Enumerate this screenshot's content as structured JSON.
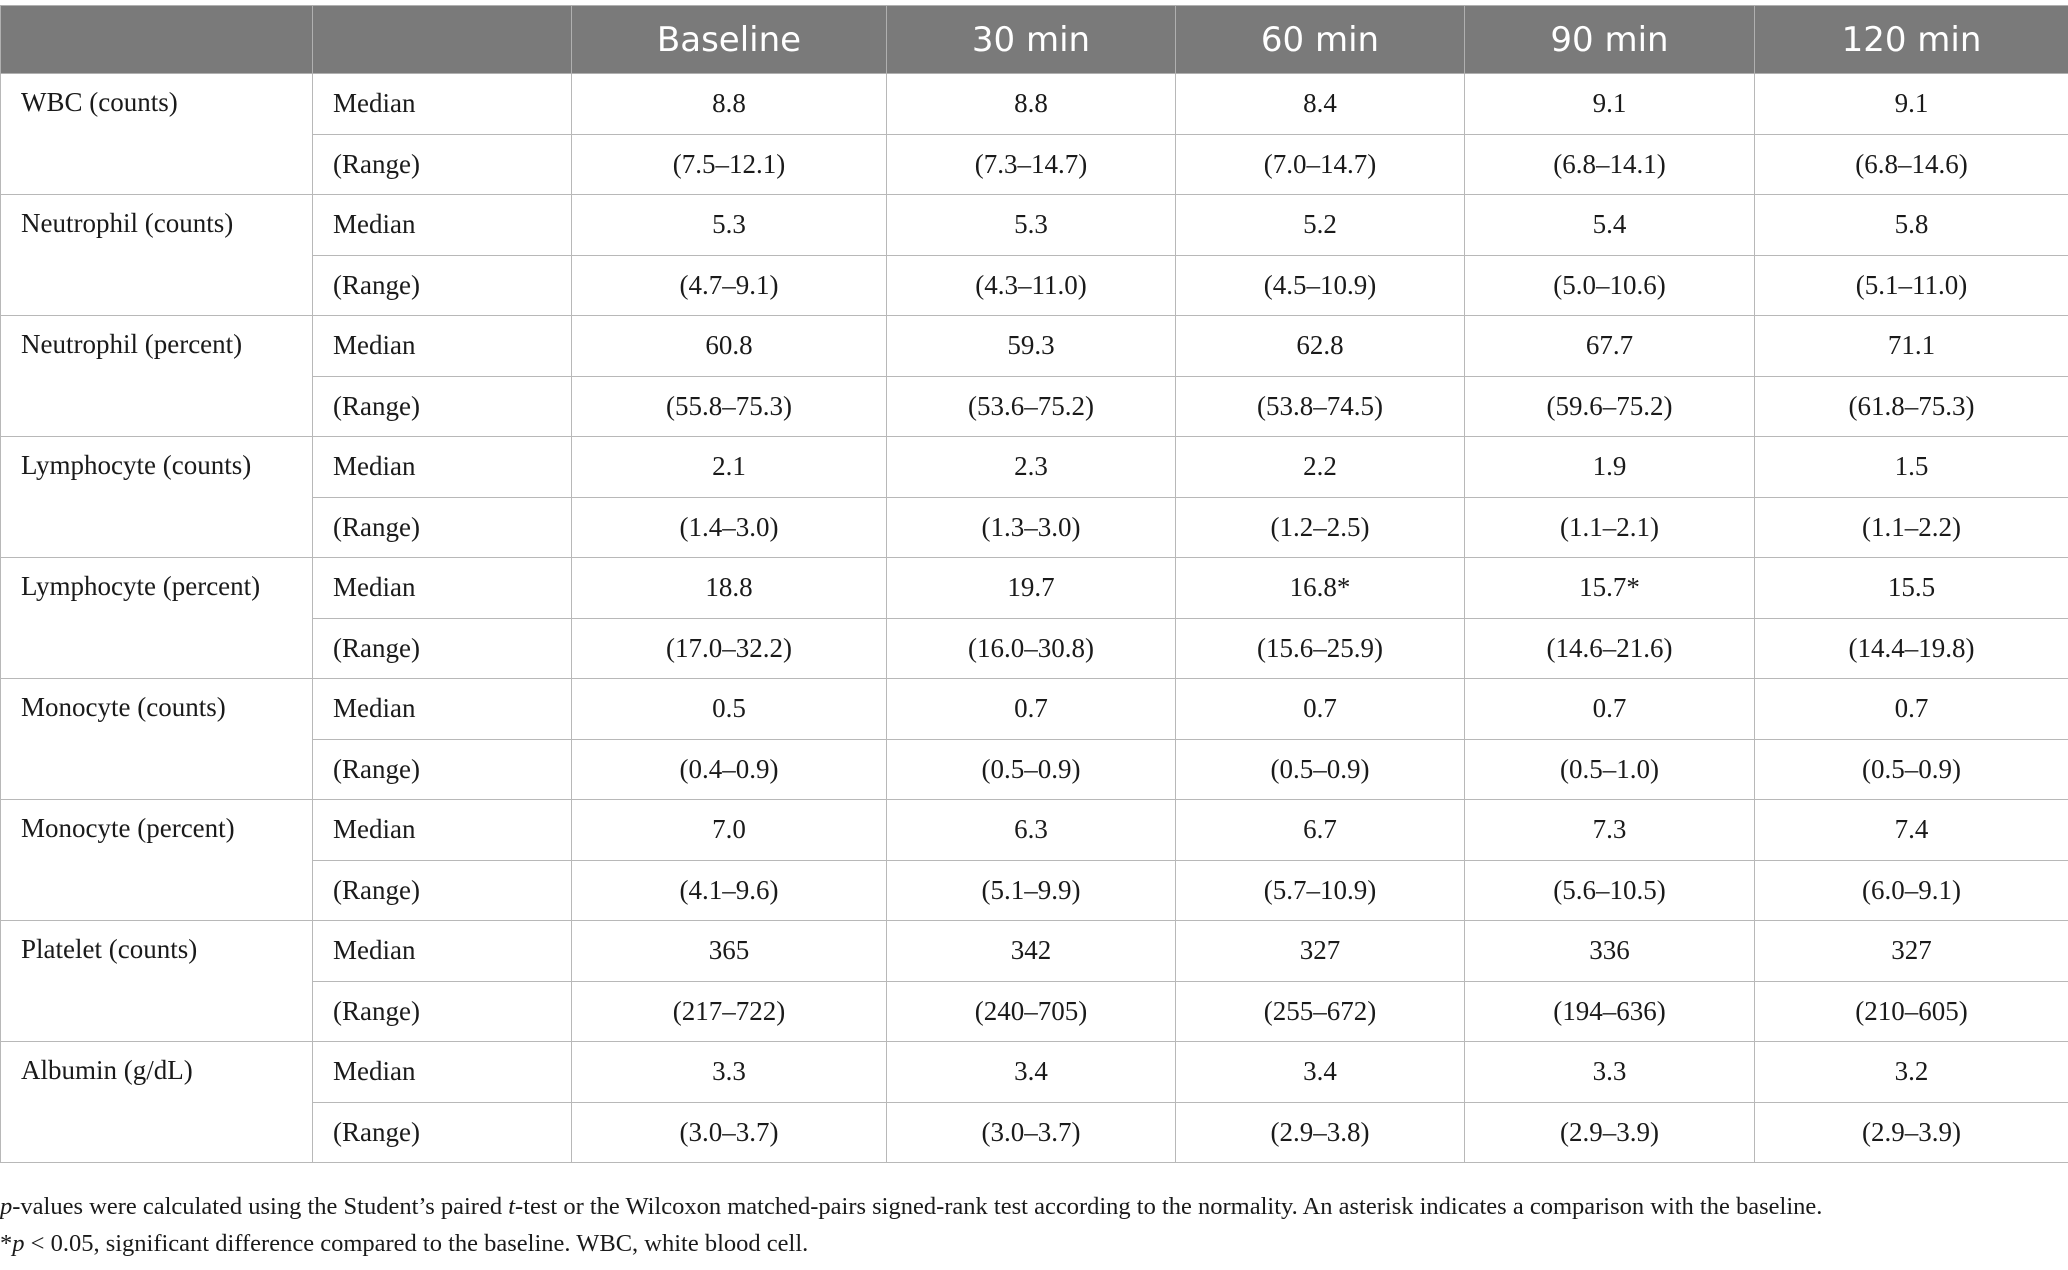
{
  "table": {
    "headers": [
      "",
      "",
      "Baseline",
      "30 min",
      "60 min",
      "90 min",
      "120 min"
    ],
    "groups": [
      {
        "label": "WBC (counts)",
        "rows": [
          {
            "stat": "Median",
            "values": [
              "8.8",
              "8.8",
              "8.4",
              "9.1",
              "9.1"
            ]
          },
          {
            "stat": "(Range)",
            "values": [
              "(7.5–12.1)",
              "(7.3–14.7)",
              "(7.0–14.7)",
              "(6.8–14.1)",
              "(6.8–14.6)"
            ]
          }
        ]
      },
      {
        "label": "Neutrophil (counts)",
        "rows": [
          {
            "stat": "Median",
            "values": [
              "5.3",
              "5.3",
              "5.2",
              "5.4",
              "5.8"
            ]
          },
          {
            "stat": "(Range)",
            "values": [
              "(4.7–9.1)",
              "(4.3–11.0)",
              "(4.5–10.9)",
              "(5.0–10.6)",
              "(5.1–11.0)"
            ]
          }
        ]
      },
      {
        "label": "Neutrophil (percent)",
        "rows": [
          {
            "stat": "Median",
            "values": [
              "60.8",
              "59.3",
              "62.8",
              "67.7",
              "71.1"
            ]
          },
          {
            "stat": "(Range)",
            "values": [
              "(55.8–75.3)",
              "(53.6–75.2)",
              "(53.8–74.5)",
              "(59.6–75.2)",
              "(61.8–75.3)"
            ]
          }
        ]
      },
      {
        "label": "Lymphocyte (counts)",
        "rows": [
          {
            "stat": "Median",
            "values": [
              "2.1",
              "2.3",
              "2.2",
              "1.9",
              "1.5"
            ]
          },
          {
            "stat": "(Range)",
            "values": [
              "(1.4–3.0)",
              "(1.3–3.0)",
              "(1.2–2.5)",
              "(1.1–2.1)",
              "(1.1–2.2)"
            ]
          }
        ]
      },
      {
        "label": "Lymphocyte (percent)",
        "rows": [
          {
            "stat": "Median",
            "values": [
              "18.8",
              "19.7",
              "16.8*",
              "15.7*",
              "15.5"
            ]
          },
          {
            "stat": "(Range)",
            "values": [
              "(17.0–32.2)",
              "(16.0–30.8)",
              "(15.6–25.9)",
              "(14.6–21.6)",
              "(14.4–19.8)"
            ]
          }
        ]
      },
      {
        "label": "Monocyte (counts)",
        "rows": [
          {
            "stat": "Median",
            "values": [
              "0.5",
              "0.7",
              "0.7",
              "0.7",
              "0.7"
            ]
          },
          {
            "stat": "(Range)",
            "values": [
              "(0.4–0.9)",
              "(0.5–0.9)",
              "(0.5–0.9)",
              "(0.5–1.0)",
              "(0.5–0.9)"
            ]
          }
        ]
      },
      {
        "label": "Monocyte (percent)",
        "rows": [
          {
            "stat": "Median",
            "values": [
              "7.0",
              "6.3",
              "6.7",
              "7.3",
              "7.4"
            ]
          },
          {
            "stat": "(Range)",
            "values": [
              "(4.1–9.6)",
              "(5.1–9.9)",
              "(5.7–10.9)",
              "(5.6–10.5)",
              "(6.0–9.1)"
            ]
          }
        ]
      },
      {
        "label": "Platelet (counts)",
        "rows": [
          {
            "stat": "Median",
            "values": [
              "365",
              "342",
              "327",
              "336",
              "327"
            ]
          },
          {
            "stat": "(Range)",
            "values": [
              "(217–722)",
              "(240–705)",
              "(255–672)",
              "(194–636)",
              "(210–605)"
            ]
          }
        ]
      },
      {
        "label": "Albumin (g/dL)",
        "rows": [
          {
            "stat": "Median",
            "values": [
              "3.3",
              "3.4",
              "3.4",
              "3.3",
              "3.2"
            ]
          },
          {
            "stat": "(Range)",
            "values": [
              "(3.0–3.7)",
              "(3.0–3.7)",
              "(2.9–3.8)",
              "(2.9–3.9)",
              "(2.9–3.9)"
            ]
          }
        ]
      }
    ]
  },
  "footnotes": {
    "line1": {
      "p_italic": "p",
      "part1": "-values were calculated using the Student’s paired ",
      "t_italic": "t",
      "part2": "-test or the Wilcoxon matched-pairs signed-rank test according to the normality. An asterisk indicates a comparison with the baseline."
    },
    "line2": {
      "star": "*",
      "p_italic": "p",
      "rest": " < 0.05, significant difference compared to the baseline. WBC, white blood cell."
    }
  }
}
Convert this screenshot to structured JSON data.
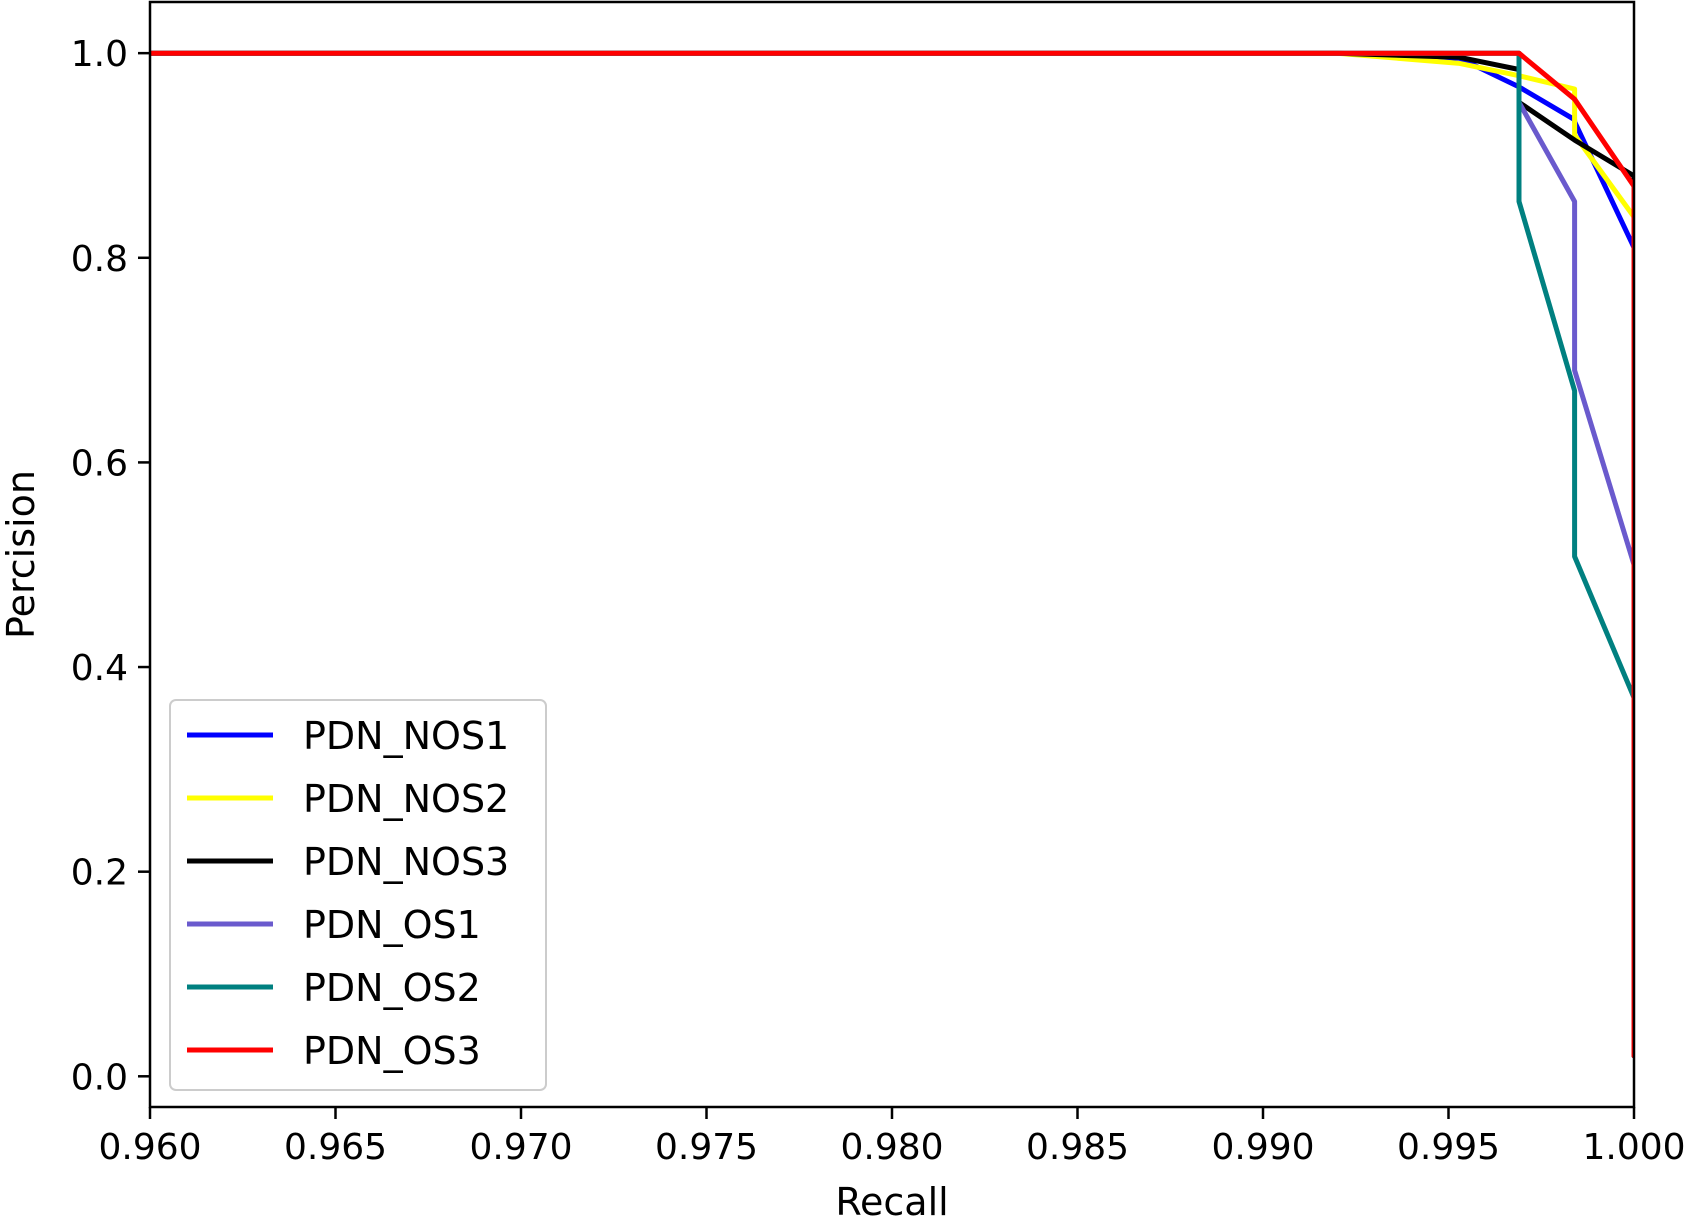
{
  "chart_data": {
    "type": "line",
    "xlabel": "Recall",
    "ylabel": "Percision",
    "xlim": [
      0.96,
      1.0
    ],
    "ylim": [
      -0.03,
      1.05
    ],
    "xticks": [
      0.96,
      0.965,
      0.97,
      0.975,
      0.98,
      0.985,
      0.99,
      0.995,
      1.0
    ],
    "xtick_labels": [
      "0.960",
      "0.965",
      "0.970",
      "0.975",
      "0.980",
      "0.985",
      "0.990",
      "0.995",
      "1.000"
    ],
    "yticks": [
      0.0,
      0.2,
      0.4,
      0.6,
      0.8,
      1.0
    ],
    "ytick_labels": [
      "0.0",
      "0.2",
      "0.4",
      "0.6",
      "0.8",
      "1.0"
    ],
    "grid": false,
    "legend_position": "lower-left",
    "series": [
      {
        "name": "PDN_NOS1",
        "color": "#0000ff",
        "x": [
          0.96,
          0.992,
          0.9953,
          0.9969,
          0.9984,
          0.9984,
          1.0,
          1.0
        ],
        "y": [
          1.0,
          1.0,
          0.995,
          0.967,
          0.935,
          0.933,
          0.81,
          0.02
        ]
      },
      {
        "name": "PDN_NOS2",
        "color": "#ffff00",
        "x": [
          0.96,
          0.992,
          0.9953,
          0.9969,
          0.9984,
          0.9984,
          1.0,
          1.0
        ],
        "y": [
          1.0,
          1.0,
          0.99,
          0.978,
          0.965,
          0.92,
          0.84,
          0.02
        ]
      },
      {
        "name": "PDN_NOS3",
        "color": "#000000",
        "x": [
          0.96,
          0.992,
          0.9953,
          0.9969,
          0.9969,
          0.9984,
          1.0,
          1.0
        ],
        "y": [
          1.0,
          1.0,
          0.996,
          0.984,
          0.952,
          0.915,
          0.88,
          0.02
        ]
      },
      {
        "name": "PDN_OS1",
        "color": "#6a5acd",
        "x": [
          0.96,
          0.9969,
          0.9969,
          0.9984,
          0.9984,
          1.0,
          1.0
        ],
        "y": [
          1.0,
          1.0,
          0.952,
          0.855,
          0.69,
          0.5,
          0.02
        ]
      },
      {
        "name": "PDN_OS2",
        "color": "#008080",
        "x": [
          0.96,
          0.9969,
          0.9969,
          0.9984,
          0.9984,
          1.0,
          1.0
        ],
        "y": [
          1.0,
          1.0,
          0.855,
          0.67,
          0.508,
          0.37,
          0.02
        ]
      },
      {
        "name": "PDN_OS3",
        "color": "#ff0000",
        "x": [
          0.96,
          0.9969,
          0.9984,
          1.0,
          1.0
        ],
        "y": [
          1.0,
          1.0,
          0.955,
          0.87,
          0.02
        ]
      }
    ]
  }
}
#####
» **YOUR OBJECTIVE**: Each line above is to be copied verbatim. Drop any image from the copy.

» **FULL ANSWER**:
Enumerate this screenshot's content as structured JSON.
{
  "table": {
    "headers": [
      "",
      "",
      "Baseline",
      "30 min",
      "60 min",
      "90 min",
      "120 min"
    ],
    "groups": [
      {
        "label": "WBC (counts)",
        "rows": [
          {
            "stat": "Median",
            "values": [
              "8.8",
              "8.8",
              "8.4",
              "9.1",
              "9.1"
            ]
          },
          {
            "stat": "(Range)",
            "values": [
              "(7.5–12.1)",
              "(7.3–14.7)",
              "(7.0–14.7)",
              "(6.8–14.1)",
              "(6.8–14.6)"
            ]
          }
        ]
      },
      {
        "label": "Neutrophil (counts)",
        "rows": [
          {
            "stat": "Median",
            "values": [
              "5.3",
              "5.3",
              "5.2",
              "5.4",
              "5.8"
            ]
          },
          {
            "stat": "(Range)",
            "values": [
              "(4.7–9.1)",
              "(4.3–11.0)",
              "(4.5–10.9)",
              "(5.0–10.6)",
              "(5.1–11.0)"
            ]
          }
        ]
      },
      {
        "label": "Neutrophil (percent)",
        "rows": [
          {
            "stat": "Median",
            "values": [
              "60.8",
              "59.3",
              "62.8",
              "67.7",
              "71.1"
            ]
          },
          {
            "stat": "(Range)",
            "values": [
              "(55.8–75.3)",
              "(53.6–75.2)",
              "(53.8–74.5)",
              "(59.6–75.2)",
              "(61.8–75.3)"
            ]
          }
        ]
      },
      {
        "label": "Lymphocyte (counts)",
        "rows": [
          {
            "stat": "Median",
            "values": [
              "2.1",
              "2.3",
              "2.2",
              "1.9",
              "1.5"
            ]
          },
          {
            "stat": "(Range)",
            "values": [
              "(1.4–3.0)",
              "(1.3–3.0)",
              "(1.2–2.5)",
              "(1.1–2.1)",
              "(1.1–2.2)"
            ]
          }
        ]
      },
      {
        "label": "Lymphocyte (percent)",
        "rows": [
          {
            "stat": "Median",
            "values": [
              "18.8",
              "19.7",
              "16.8*",
              "15.7*",
              "15.5"
            ]
          },
          {
            "stat": "(Range)",
            "values": [
              "(17.0–32.2)",
              "(16.0–30.8)",
              "(15.6–25.9)",
              "(14.6–21.6)",
              "(14.4–19.8)"
            ]
          }
        ]
      },
      {
        "label": "Monocyte (counts)",
        "rows": [
          {
            "stat": "Median",
            "values": [
              "0.5",
              "0.7",
              "0.7",
              "0.7",
              "0.7"
            ]
          },
          {
            "stat": "(Range)",
            "values": [
              "(0.4–0.9)",
              "(0.5–0.9)",
              "(0.5–0.9)",
              "(0.5–1.0)",
              "(0.5–0.9)"
            ]
          }
        ]
      },
      {
        "label": "Monocyte (percent)",
        "rows": [
          {
            "stat": "Median",
            "values": [
              "7.0",
              "6.3",
              "6.7",
              "7.3",
              "7.4"
            ]
          },
          {
            "stat": "(Range)",
            "values": [
              "(4.1–9.6)",
              "(5.1–9.9)",
              "(5.7–10.9)",
              "(5.6–10.5)",
              "(6.0–9.1)"
            ]
          }
        ]
      },
      {
        "label": "Platelet (counts)",
        "rows": [
          {
            "stat": "Median",
            "values": [
              "365",
              "342",
              "327",
              "336",
              "327"
            ]
          },
          {
            "stat": "(Range)",
            "values": [
              "(217–722)",
              "(240–705)",
              "(255–672)",
              "(194–636)",
              "(210–605)"
            ]
          }
        ]
      },
      {
        "label": "Albumin (g/dL)",
        "rows": [
          {
            "stat": "Median",
            "values": [
              "3.3",
              "3.4",
              "3.4",
              "3.3",
              "3.2"
            ]
          },
          {
            "stat": "(Range)",
            "values": [
              "(3.0–3.7)",
              "(3.0–3.7)",
              "(2.9–3.8)",
              "(2.9–3.9)",
              "(2.9–3.9)"
            ]
          }
        ]
      }
    ]
  },
  "footnotes": {
    "line1": {
      "p_italic": "p",
      "part1": "-values were calculated using the Student’s paired ",
      "t_italic": "t",
      "part2": "-test or the Wilcoxon matched-pairs signed-rank test according to the normality. An asterisk indicates a comparison with the baseline."
    },
    "line2": {
      "star": "*",
      "p_italic": "p",
      "rest": " < 0.05, significant difference compared to the baseline. WBC, white blood cell."
    }
  }
}
Convert this screenshot to structured JSON data.
{
  "chart_data": {
    "type": "line",
    "xlabel": "Recall",
    "ylabel": "Percision",
    "xlim": [
      0.96,
      1.0
    ],
    "ylim": [
      -0.03,
      1.05
    ],
    "xticks": [
      0.96,
      0.965,
      0.97,
      0.975,
      0.98,
      0.985,
      0.99,
      0.995,
      1.0
    ],
    "xtick_labels": [
      "0.960",
      "0.965",
      "0.970",
      "0.975",
      "0.980",
      "0.985",
      "0.990",
      "0.995",
      "1.000"
    ],
    "yticks": [
      0.0,
      0.2,
      0.4,
      0.6,
      0.8,
      1.0
    ],
    "ytick_labels": [
      "0.0",
      "0.2",
      "0.4",
      "0.6",
      "0.8",
      "1.0"
    ],
    "grid": false,
    "legend_position": "lower-left",
    "series": [
      {
        "name": "PDN_NOS1",
        "color": "#0000ff",
        "x": [
          0.96,
          0.992,
          0.9953,
          0.9969,
          0.9984,
          0.9984,
          1.0,
          1.0
        ],
        "y": [
          1.0,
          1.0,
          0.995,
          0.967,
          0.935,
          0.933,
          0.81,
          0.02
        ]
      },
      {
        "name": "PDN_NOS2",
        "color": "#ffff00",
        "x": [
          0.96,
          0.992,
          0.9953,
          0.9969,
          0.9984,
          0.9984,
          1.0,
          1.0
        ],
        "y": [
          1.0,
          1.0,
          0.99,
          0.978,
          0.965,
          0.92,
          0.84,
          0.02
        ]
      },
      {
        "name": "PDN_NOS3",
        "color": "#000000",
        "x": [
          0.96,
          0.992,
          0.9953,
          0.9969,
          0.9969,
          0.9984,
          1.0,
          1.0
        ],
        "y": [
          1.0,
          1.0,
          0.996,
          0.984,
          0.952,
          0.915,
          0.88,
          0.02
        ]
      },
      {
        "name": "PDN_OS1",
        "color": "#6a5acd",
        "x": [
          0.96,
          0.9969,
          0.9969,
          0.9984,
          0.9984,
          1.0,
          1.0
        ],
        "y": [
          1.0,
          1.0,
          0.952,
          0.855,
          0.69,
          0.5,
          0.02
        ]
      },
      {
        "name": "PDN_OS2",
        "color": "#008080",
        "x": [
          0.96,
          0.9969,
          0.9969,
          0.9984,
          0.9984,
          1.0,
          1.0
        ],
        "y": [
          1.0,
          1.0,
          0.855,
          0.67,
          0.508,
          0.37,
          0.02
        ]
      },
      {
        "name": "PDN_OS3",
        "color": "#ff0000",
        "x": [
          0.96,
          0.9969,
          0.9984,
          1.0,
          1.0
        ],
        "y": [
          1.0,
          1.0,
          0.955,
          0.87,
          0.02
        ]
      }
    ]
  }
}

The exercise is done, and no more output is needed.